= Required work =
Copy each line that contains the string "JSON".
* Start Records provided *
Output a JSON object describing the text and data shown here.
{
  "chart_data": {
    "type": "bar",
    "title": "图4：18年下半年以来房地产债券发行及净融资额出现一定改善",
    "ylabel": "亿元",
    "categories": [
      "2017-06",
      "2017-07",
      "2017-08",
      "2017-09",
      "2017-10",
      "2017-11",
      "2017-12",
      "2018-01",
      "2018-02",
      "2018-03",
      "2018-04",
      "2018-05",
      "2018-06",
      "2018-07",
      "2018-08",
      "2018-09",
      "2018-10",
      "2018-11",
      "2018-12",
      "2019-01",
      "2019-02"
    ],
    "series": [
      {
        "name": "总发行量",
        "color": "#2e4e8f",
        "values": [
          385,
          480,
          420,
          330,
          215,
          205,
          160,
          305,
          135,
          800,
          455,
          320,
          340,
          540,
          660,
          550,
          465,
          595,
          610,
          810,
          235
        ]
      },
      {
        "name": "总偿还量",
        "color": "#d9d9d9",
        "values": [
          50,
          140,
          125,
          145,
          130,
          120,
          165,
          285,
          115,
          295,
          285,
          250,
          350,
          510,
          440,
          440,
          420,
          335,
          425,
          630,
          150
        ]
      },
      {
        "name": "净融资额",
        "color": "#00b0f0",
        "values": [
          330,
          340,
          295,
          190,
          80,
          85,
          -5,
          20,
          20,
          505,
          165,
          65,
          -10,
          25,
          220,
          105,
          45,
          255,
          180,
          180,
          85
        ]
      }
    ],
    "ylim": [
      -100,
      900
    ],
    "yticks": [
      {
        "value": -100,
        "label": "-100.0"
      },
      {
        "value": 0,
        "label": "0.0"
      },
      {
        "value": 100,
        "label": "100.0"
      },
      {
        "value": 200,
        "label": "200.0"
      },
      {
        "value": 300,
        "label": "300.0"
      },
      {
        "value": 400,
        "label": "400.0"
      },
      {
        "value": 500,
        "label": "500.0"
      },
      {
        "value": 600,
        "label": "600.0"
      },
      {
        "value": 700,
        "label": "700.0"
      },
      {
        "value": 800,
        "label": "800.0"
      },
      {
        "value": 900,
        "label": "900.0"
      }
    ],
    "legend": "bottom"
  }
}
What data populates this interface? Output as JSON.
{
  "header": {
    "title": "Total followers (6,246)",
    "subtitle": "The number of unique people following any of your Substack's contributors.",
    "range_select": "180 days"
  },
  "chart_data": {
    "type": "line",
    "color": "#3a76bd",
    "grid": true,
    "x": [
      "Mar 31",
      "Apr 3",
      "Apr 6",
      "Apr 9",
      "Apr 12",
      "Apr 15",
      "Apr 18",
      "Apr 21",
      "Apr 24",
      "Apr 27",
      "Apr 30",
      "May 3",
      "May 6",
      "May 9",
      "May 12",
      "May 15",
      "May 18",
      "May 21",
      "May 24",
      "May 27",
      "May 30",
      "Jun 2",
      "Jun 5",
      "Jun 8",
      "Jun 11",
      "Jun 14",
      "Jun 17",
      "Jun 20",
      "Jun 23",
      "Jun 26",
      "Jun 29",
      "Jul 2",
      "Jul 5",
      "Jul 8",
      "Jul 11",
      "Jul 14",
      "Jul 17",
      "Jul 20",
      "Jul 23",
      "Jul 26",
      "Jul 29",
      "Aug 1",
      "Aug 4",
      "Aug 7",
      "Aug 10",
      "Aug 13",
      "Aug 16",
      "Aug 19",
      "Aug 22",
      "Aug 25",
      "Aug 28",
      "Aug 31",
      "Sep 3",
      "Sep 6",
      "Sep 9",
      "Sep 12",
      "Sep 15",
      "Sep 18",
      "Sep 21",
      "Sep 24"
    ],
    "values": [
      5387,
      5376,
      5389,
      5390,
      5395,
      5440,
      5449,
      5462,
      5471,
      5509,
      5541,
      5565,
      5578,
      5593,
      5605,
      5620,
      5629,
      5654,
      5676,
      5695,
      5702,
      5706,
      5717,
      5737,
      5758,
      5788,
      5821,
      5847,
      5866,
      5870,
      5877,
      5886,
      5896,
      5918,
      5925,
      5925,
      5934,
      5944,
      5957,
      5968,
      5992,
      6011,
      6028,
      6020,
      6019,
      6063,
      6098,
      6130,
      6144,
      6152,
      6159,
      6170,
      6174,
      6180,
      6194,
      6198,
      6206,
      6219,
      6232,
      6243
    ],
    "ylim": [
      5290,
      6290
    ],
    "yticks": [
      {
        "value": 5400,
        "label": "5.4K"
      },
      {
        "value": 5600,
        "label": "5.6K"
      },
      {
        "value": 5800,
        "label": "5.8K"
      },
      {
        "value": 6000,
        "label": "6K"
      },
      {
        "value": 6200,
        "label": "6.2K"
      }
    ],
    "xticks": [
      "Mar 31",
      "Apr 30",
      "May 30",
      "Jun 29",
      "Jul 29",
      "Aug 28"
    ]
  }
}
* End Records provided *
= Full response =
Output a JSON object describing the text and data shown here.
What data populates this interface? Output as JSON.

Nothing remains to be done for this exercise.